(WORK TO DO)
Where a line of the material contains the string "name", copy that line.

(ITEMS)
##############################

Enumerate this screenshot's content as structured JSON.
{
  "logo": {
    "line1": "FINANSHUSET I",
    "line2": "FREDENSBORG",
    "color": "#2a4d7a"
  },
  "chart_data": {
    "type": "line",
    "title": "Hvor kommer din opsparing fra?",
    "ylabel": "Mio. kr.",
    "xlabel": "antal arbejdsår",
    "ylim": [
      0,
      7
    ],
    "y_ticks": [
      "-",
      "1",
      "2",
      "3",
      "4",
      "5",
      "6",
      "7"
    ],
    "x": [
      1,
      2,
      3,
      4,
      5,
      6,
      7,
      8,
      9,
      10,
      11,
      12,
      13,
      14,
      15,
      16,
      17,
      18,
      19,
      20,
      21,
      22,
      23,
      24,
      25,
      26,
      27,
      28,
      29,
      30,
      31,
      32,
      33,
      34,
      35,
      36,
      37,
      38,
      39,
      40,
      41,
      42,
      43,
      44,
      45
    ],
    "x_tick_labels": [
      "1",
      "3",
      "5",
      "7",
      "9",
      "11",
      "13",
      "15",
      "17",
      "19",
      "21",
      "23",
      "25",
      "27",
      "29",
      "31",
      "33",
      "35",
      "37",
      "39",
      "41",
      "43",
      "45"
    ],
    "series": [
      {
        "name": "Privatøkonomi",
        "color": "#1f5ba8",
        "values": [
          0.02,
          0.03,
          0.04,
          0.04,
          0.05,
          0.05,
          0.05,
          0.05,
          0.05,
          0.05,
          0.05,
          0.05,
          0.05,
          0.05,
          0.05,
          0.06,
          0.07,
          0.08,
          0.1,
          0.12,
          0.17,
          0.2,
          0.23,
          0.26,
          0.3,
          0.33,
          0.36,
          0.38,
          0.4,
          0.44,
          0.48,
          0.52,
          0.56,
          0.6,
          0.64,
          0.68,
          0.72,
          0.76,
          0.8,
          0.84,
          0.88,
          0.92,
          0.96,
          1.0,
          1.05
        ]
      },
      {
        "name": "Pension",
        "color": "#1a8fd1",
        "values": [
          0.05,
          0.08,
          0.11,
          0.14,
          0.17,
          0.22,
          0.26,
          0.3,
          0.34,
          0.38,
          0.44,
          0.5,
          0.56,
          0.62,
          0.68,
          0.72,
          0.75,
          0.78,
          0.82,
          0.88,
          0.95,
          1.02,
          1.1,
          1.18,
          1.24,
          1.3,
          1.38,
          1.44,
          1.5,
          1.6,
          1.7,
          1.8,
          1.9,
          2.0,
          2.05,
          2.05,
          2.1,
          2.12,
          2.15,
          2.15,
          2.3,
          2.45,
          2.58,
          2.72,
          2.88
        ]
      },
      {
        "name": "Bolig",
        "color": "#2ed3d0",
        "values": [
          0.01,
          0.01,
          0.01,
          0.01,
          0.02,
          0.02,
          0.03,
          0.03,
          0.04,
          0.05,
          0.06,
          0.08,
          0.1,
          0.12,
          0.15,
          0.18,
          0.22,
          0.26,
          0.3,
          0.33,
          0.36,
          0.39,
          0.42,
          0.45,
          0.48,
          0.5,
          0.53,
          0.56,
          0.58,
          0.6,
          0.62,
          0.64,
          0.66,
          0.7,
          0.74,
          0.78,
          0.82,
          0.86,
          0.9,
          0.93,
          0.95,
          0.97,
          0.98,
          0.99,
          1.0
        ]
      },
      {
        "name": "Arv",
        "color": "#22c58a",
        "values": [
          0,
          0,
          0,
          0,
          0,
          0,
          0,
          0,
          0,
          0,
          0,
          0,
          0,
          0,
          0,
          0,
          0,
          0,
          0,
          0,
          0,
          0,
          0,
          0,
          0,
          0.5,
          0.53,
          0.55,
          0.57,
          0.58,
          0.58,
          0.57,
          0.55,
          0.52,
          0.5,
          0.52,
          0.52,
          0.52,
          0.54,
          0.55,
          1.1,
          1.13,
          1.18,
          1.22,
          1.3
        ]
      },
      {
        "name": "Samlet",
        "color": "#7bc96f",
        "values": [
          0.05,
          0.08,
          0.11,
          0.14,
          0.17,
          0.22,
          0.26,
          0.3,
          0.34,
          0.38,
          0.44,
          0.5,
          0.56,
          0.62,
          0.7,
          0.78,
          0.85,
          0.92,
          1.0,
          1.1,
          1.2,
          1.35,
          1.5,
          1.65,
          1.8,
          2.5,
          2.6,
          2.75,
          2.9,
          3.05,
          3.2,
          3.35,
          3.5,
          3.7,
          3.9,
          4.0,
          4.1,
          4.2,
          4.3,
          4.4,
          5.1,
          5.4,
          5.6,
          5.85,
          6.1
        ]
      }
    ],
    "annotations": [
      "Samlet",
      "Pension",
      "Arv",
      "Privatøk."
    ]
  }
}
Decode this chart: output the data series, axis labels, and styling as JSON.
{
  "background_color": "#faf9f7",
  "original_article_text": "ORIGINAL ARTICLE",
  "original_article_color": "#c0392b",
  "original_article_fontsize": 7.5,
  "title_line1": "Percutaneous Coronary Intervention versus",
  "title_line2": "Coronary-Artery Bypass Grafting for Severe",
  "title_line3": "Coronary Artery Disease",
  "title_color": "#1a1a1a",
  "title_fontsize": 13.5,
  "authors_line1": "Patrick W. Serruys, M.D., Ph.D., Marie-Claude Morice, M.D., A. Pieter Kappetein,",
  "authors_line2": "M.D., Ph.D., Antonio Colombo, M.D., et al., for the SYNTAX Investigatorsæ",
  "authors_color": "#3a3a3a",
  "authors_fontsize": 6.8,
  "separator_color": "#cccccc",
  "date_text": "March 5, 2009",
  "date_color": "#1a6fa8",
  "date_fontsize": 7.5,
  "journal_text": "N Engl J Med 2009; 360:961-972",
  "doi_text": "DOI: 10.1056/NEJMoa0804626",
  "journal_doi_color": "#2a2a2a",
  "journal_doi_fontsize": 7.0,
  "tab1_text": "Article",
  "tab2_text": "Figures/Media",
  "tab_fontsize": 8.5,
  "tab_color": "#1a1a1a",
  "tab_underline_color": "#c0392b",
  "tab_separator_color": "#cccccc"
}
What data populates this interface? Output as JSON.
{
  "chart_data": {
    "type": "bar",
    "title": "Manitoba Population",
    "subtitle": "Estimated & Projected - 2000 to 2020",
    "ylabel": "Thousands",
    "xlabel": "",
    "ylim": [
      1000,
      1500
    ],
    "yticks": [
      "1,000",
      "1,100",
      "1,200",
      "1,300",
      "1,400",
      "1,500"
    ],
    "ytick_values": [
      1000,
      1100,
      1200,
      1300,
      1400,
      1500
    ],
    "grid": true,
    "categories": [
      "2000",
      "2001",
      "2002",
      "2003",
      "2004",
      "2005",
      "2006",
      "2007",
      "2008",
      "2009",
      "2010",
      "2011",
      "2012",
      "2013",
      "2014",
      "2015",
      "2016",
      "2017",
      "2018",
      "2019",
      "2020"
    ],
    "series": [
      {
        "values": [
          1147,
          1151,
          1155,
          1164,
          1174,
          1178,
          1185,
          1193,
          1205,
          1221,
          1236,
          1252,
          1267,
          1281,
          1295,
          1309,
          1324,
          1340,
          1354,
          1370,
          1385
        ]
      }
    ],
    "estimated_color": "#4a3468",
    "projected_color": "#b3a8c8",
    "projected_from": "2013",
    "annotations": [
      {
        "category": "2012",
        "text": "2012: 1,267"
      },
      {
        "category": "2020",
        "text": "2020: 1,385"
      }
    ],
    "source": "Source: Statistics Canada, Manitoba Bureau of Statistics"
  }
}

##############################

(SOLVED EXERCISE)
        "name": "Privatøkonomi",
        "name": "Pension",
        "name": "Bolig",
        "name": "Arv",
        "name": "Samlet",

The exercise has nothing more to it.